Goal of the exercise → Send back the entries below exactly as they appear.
═════ Data for the task ═════
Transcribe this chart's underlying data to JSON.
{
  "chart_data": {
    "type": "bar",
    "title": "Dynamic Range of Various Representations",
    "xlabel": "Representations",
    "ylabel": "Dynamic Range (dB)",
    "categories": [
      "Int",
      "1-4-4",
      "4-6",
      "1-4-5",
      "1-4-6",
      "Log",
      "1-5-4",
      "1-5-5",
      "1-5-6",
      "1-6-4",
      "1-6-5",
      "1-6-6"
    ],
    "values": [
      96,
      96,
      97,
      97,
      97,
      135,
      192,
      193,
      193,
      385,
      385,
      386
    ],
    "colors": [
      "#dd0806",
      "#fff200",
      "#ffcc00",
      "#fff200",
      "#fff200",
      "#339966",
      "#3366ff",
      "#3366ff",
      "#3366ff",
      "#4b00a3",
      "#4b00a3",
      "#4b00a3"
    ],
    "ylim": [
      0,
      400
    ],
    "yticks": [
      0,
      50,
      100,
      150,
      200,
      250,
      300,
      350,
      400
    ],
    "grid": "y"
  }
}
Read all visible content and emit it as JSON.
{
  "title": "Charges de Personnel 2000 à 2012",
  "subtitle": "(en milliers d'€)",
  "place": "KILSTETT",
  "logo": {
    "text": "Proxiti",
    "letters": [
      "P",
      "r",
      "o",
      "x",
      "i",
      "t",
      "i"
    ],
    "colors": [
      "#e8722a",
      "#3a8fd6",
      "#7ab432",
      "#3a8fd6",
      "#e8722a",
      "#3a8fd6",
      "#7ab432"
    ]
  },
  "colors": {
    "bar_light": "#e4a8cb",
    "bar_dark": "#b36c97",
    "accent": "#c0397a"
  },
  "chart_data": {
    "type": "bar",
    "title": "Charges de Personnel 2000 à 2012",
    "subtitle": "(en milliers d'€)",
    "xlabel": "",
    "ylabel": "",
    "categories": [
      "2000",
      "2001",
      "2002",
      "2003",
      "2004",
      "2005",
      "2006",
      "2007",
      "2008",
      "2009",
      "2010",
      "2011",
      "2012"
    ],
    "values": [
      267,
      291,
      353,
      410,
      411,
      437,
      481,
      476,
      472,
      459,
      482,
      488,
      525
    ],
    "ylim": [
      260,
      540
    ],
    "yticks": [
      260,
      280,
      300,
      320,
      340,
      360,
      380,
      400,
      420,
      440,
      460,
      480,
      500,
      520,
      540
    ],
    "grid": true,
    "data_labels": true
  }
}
═════
Solution for this exercise →
Transcribe this chart's underlying data to JSON.
{
  "chart_data": {
    "type": "bar",
    "title": "Dynamic Range of Various Representations",
    "xlabel": "Representations",
    "ylabel": "Dynamic Range (dB)",
    "categories": [
      "Int",
      "1-4-4",
      "4-6",
      "1-4-5",
      "1-4-6",
      "Log",
      "1-5-4",
      "1-5-5",
      "1-5-6",
      "1-6-4",
      "1-6-5",
      "1-6-6"
    ],
    "values": [
      96,
      96,
      97,
      97,
      97,
      135,
      192,
      193,
      193,
      385,
      385,
      386
    ],
    "colors": [
      "#dd0806",
      "#fff200",
      "#ffcc00",
      "#fff200",
      "#fff200",
      "#339966",
      "#3366ff",
      "#3366ff",
      "#3366ff",
      "#4b00a3",
      "#4b00a3",
      "#4b00a3"
    ],
    "ylim": [
      0,
      400
    ],
    "yticks": [
      0,
      50,
      100,
      150,
      200,
      250,
      300,
      350,
      400
    ],
    "grid": "y"
  }
}
Read all visible content and emit it as JSON.
{
  "title": "Charges de Personnel 2000 à 2012",
  "subtitle": "(en milliers d'€)",
  "place": "KILSTETT",
  "logo": {
    "text": "Proxiti",
    "letters": [
      "P",
      "r",
      "o",
      "x",
      "i",
      "t",
      "i"
    ],
    "colors": [
      "#e8722a",
      "#3a8fd6",
      "#7ab432",
      "#3a8fd6",
      "#e8722a",
      "#3a8fd6",
      "#7ab432"
    ]
  },
  "colors": {
    "bar_light": "#e4a8cb",
    "bar_dark": "#b36c97",
    "accent": "#c0397a"
  },
  "chart_data": {
    "type": "bar",
    "title": "Charges de Personnel 2000 à 2012",
    "subtitle": "(en milliers d'€)",
    "xlabel": "",
    "ylabel": "",
    "categories": [
      "2000",
      "2001",
      "2002",
      "2003",
      "2004",
      "2005",
      "2006",
      "2007",
      "2008",
      "2009",
      "2010",
      "2011",
      "2012"
    ],
    "values": [
      267,
      291,
      353,
      410,
      411,
      437,
      481,
      476,
      472,
      459,
      482,
      488,
      525
    ],
    "ylim": [
      260,
      540
    ],
    "yticks": [
      260,
      280,
      300,
      320,
      340,
      360,
      380,
      400,
      420,
      440,
      460,
      480,
      500,
      520,
      540
    ],
    "grid": true,
    "data_labels": true
  }
}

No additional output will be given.